Task statement:
Extract all lines from the data beneath that include the word "importe".
* Begin *
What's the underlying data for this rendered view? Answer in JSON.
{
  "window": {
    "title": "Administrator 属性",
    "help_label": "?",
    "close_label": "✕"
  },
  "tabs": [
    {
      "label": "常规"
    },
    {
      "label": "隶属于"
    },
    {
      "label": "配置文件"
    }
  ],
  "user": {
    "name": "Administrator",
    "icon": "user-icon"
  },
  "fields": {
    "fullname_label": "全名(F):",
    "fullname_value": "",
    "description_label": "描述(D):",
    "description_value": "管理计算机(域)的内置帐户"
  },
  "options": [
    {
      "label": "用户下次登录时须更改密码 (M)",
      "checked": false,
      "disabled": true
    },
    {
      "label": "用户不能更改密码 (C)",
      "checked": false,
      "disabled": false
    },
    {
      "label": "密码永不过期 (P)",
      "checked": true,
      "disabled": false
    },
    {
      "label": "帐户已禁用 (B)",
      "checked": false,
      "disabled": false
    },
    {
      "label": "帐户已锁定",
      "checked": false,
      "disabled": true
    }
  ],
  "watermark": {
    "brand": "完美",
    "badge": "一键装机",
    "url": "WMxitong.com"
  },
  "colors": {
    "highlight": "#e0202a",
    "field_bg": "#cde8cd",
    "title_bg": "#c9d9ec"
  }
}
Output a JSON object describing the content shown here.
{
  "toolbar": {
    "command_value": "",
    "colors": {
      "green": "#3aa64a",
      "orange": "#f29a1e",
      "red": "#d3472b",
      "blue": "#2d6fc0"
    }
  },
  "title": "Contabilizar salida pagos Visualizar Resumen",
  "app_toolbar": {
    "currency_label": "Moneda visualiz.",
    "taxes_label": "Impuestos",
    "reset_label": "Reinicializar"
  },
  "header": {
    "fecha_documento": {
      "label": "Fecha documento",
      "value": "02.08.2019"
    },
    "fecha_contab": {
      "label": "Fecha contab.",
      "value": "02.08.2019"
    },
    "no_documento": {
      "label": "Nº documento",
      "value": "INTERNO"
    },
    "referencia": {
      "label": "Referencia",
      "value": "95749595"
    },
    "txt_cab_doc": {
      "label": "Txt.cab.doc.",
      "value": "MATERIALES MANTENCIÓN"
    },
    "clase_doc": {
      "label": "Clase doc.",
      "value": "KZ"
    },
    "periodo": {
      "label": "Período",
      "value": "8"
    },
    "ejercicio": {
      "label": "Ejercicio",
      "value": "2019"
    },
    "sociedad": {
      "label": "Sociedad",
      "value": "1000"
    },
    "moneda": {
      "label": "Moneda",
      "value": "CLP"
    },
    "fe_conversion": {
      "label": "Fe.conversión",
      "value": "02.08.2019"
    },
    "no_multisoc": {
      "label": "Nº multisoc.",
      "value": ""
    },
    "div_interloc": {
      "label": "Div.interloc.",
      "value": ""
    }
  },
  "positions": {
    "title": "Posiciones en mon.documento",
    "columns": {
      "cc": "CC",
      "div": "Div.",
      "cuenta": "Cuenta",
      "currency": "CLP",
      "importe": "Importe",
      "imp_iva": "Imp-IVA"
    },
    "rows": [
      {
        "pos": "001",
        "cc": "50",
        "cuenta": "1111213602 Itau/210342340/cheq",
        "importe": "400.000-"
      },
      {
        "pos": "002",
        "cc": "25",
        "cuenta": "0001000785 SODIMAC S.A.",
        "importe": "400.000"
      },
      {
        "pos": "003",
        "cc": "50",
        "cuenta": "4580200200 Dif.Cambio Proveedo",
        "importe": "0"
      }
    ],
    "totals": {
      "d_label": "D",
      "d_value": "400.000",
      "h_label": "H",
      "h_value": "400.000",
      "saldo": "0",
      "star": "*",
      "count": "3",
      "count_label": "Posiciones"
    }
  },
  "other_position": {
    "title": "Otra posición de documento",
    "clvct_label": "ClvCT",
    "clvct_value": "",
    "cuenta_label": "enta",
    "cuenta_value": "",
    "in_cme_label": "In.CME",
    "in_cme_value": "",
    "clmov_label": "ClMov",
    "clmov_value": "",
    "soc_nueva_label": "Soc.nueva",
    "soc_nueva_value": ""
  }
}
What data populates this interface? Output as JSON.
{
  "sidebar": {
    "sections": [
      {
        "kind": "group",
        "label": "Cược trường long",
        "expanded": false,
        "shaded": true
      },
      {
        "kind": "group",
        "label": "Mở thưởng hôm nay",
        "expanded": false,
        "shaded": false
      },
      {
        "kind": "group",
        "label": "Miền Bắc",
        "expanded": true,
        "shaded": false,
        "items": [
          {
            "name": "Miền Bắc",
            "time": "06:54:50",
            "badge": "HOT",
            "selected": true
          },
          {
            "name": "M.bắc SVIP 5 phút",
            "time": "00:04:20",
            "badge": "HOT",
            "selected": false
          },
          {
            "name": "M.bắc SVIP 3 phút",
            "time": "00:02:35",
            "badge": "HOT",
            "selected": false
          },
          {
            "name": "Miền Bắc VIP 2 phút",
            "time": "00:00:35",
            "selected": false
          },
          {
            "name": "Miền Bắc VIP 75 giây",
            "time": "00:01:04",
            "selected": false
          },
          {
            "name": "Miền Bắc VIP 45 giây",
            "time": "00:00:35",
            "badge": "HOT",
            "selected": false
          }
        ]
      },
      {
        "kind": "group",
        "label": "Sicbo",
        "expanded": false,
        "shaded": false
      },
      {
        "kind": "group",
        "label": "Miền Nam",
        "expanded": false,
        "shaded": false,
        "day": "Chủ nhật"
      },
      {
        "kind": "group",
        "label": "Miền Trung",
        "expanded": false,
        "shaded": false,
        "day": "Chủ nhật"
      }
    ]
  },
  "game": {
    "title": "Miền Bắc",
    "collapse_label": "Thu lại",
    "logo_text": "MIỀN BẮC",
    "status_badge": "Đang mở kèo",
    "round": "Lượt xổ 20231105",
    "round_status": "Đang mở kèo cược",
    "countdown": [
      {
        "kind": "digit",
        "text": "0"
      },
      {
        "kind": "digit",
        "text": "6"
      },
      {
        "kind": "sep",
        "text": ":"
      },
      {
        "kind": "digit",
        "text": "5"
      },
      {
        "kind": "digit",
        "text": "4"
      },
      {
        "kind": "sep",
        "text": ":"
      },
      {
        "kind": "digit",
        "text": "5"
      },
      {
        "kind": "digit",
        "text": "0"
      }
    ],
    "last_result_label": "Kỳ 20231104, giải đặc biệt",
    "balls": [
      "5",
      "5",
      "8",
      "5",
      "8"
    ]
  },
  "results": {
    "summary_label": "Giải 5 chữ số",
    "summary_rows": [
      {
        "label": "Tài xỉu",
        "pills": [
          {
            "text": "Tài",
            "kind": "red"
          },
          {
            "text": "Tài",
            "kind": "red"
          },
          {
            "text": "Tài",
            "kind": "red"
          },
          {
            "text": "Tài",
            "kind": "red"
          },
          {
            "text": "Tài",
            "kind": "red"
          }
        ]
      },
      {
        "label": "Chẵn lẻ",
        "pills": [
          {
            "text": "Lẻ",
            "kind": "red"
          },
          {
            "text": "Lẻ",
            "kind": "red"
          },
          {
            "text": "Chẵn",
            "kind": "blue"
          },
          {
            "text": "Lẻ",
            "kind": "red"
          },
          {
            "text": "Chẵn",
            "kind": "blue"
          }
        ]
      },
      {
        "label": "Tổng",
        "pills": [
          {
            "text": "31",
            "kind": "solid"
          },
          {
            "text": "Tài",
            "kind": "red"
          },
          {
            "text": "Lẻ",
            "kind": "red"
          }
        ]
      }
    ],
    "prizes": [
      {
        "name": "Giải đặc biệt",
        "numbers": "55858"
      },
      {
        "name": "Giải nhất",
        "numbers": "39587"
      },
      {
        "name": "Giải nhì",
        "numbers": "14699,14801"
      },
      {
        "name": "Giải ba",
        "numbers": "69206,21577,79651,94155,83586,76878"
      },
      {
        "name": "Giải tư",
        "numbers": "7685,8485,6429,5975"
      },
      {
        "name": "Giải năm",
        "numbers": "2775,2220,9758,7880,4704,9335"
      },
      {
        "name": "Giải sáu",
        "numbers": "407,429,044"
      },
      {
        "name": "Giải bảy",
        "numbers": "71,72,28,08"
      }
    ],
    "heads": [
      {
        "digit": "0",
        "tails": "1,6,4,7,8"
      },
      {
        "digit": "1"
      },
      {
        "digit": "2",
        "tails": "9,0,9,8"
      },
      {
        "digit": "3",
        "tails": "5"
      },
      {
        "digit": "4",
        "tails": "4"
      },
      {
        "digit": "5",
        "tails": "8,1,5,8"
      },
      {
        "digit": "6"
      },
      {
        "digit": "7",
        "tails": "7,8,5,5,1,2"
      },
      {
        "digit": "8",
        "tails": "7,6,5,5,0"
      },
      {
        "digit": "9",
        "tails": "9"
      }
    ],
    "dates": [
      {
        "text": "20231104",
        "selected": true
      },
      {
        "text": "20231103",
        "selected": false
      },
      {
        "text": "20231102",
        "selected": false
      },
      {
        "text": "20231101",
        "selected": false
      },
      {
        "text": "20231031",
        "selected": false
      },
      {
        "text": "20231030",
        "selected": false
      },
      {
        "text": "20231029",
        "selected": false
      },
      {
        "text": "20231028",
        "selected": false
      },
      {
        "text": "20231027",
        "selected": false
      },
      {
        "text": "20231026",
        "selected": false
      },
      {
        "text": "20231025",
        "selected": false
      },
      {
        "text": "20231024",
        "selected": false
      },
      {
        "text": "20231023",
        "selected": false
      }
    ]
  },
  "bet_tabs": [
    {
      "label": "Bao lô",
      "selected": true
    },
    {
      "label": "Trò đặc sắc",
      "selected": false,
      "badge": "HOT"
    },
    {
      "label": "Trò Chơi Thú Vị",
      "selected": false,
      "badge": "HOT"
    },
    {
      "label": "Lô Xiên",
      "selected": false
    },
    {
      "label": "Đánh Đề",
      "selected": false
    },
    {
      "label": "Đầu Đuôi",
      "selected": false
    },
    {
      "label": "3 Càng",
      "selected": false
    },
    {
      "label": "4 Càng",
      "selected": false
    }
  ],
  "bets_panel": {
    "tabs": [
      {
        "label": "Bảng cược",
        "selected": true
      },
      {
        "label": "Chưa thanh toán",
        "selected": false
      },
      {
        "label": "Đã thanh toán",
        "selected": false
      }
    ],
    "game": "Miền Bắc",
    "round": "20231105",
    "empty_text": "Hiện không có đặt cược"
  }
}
* End *
Response:
      "importe": "Importe",
        "importe": "400.000-"
        "importe": "400.000"
        "importe": "0"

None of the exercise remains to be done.